● **EXTRACTO SELECCIONADO**
Alejandro Rodríguez Cortés*.
Un año.
Primero nos dijeron que estábamos preparados para recibir y combatir el desconocido virus del Covid-19 que empezaba a causar estragos en Oriente y en Europa. “No se preocupen”, escuchamos.
El SARS-COV-2 llegó a tierra azteca y un hasta hacía poco desconocido doctorcillo empezó a tirar choros mareadores que al principio fueron creíbles. “Es más agresivo y grave el AH1N1”, aseguró sin rubor quien fue despedido precisamente en la pandemia de 2009 por incompetente.
A los primeros contagios reconocidos llegó la primera muerte, y desde Palacio Nacional se nos conminó a seguir la vida normal, besos y abrazos incluidos. “No mentir, no robar y no traicionar al pueblo ayuda a que no te contagies de coronavirus”, pontificó el presidente de la República, recomendando el uso opcional y complementario de “detentes”.
El pueblo sabio y bueno se tranquilizó al saber que nuestro presidente estaba inmunizado por su halo de pureza y sabiduría. “Él tiene fuerza moral y no de contagio”, dijo el pastor Gatell a los feligreses obradoristas, que siguieron recibiendo tumultuariamente al mandatario en sus interminables giras de fin de semana.
Se rompieron todos los récords de curvas aplanadas y picos estabilizados, en gráficas redundantemente explicadas con sofismas médico-políticos. Pasamos del sistema “Centinela” a cuidar camas vacías. “Lo importante es que no se desborde la capacidad hospitalaria”, era la explicación ante la oculta realidad de cada vez mayores fallecimientos en casa.

Datos de comprensión de documentos:
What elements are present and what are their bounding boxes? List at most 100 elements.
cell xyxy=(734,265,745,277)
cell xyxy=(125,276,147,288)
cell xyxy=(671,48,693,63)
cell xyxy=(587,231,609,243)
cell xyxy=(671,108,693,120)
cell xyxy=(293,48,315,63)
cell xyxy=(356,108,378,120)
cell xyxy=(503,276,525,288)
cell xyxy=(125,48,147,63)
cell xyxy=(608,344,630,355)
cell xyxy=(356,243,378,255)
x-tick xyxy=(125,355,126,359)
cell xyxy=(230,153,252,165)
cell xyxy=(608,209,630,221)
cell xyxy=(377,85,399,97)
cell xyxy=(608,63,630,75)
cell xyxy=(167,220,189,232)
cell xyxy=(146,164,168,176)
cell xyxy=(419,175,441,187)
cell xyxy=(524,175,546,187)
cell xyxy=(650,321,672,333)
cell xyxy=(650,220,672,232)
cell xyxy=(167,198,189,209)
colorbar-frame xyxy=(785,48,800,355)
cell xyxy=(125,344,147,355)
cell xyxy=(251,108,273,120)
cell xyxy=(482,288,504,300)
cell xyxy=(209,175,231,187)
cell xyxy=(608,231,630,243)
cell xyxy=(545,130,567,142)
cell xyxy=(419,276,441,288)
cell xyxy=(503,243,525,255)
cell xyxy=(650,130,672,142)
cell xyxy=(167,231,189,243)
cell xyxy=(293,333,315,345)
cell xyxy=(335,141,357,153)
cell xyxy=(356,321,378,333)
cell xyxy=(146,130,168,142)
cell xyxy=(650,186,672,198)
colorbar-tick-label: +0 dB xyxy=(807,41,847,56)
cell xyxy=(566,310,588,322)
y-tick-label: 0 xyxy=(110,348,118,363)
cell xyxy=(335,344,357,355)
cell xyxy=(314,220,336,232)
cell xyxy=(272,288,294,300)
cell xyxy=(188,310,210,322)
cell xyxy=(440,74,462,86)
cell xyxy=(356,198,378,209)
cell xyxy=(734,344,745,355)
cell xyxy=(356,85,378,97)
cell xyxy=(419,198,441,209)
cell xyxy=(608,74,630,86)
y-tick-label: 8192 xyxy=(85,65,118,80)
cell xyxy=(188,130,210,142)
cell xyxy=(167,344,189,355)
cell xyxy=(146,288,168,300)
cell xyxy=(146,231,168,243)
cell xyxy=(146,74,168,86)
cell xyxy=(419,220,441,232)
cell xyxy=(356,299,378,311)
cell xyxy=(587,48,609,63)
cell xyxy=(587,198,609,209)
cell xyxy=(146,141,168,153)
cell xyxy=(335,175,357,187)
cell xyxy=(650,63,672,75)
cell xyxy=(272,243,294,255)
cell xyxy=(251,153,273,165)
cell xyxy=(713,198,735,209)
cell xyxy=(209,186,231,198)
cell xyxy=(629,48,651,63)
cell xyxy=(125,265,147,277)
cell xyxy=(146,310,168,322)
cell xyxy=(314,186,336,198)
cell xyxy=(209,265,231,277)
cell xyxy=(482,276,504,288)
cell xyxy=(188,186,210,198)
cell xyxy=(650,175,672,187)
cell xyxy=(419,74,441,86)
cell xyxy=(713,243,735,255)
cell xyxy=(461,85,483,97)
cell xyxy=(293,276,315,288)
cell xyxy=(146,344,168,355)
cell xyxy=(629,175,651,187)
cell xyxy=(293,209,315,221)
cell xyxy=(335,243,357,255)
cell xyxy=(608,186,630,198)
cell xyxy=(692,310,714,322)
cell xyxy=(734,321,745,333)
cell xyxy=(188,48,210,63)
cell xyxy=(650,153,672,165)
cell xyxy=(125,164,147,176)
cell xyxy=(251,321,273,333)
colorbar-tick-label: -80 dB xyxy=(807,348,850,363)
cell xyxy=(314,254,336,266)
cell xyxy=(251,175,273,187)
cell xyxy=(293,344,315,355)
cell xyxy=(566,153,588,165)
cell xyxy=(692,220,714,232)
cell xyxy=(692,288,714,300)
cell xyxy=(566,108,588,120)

● **TAREAS A REALIZAR**
• a. En el texto sobre la pandemia de Covid-19 en México, ¿de qué sistema se pasó a cuidar camas vacías?
• b. Prosigue el texto sobre la pandemia de Covid-19 en México a partir de donde termina.

● **RESULTADOS ESPERADOS**
• a. Del sistema "Centinela".

• b.
El confinamiento llegó y con él la promesa de que duraría tan sólo unas cuantas semanas. “Quédate en casa”, y ahí les avisamos; “por el cubrebocas ni se preocupen, que no hay evidencia de su utilidad”, mintieron de nuevo.
Cuando los muertos comenzaron a contarse por los primeros miles, vino la profecía gatteliana. “Un escenario catastrófico sería de 60 mil muertos”. Vaya consuelo, aunque no sabíamos que esa cifra se multiplicaría por 5 veces antes de terminar el primer año de la desgracia.
Se acabaron los argumentos, pero no las conferencias de prensa ni los rollos mareadores. Cifras, picos, valles… muerte.
Y llegó el tema de las vacunas. “Ya estamos preparándonos para cuando esté lista la inmunización en el mundo”, se nos aseguró. Y se prometió que éramos los campeones del “apartado”, mientras el zar antipandemia vacacionaba en la playa nudista oaxaqueña de Zipolite. Se desnudaba su criminal incompetencia.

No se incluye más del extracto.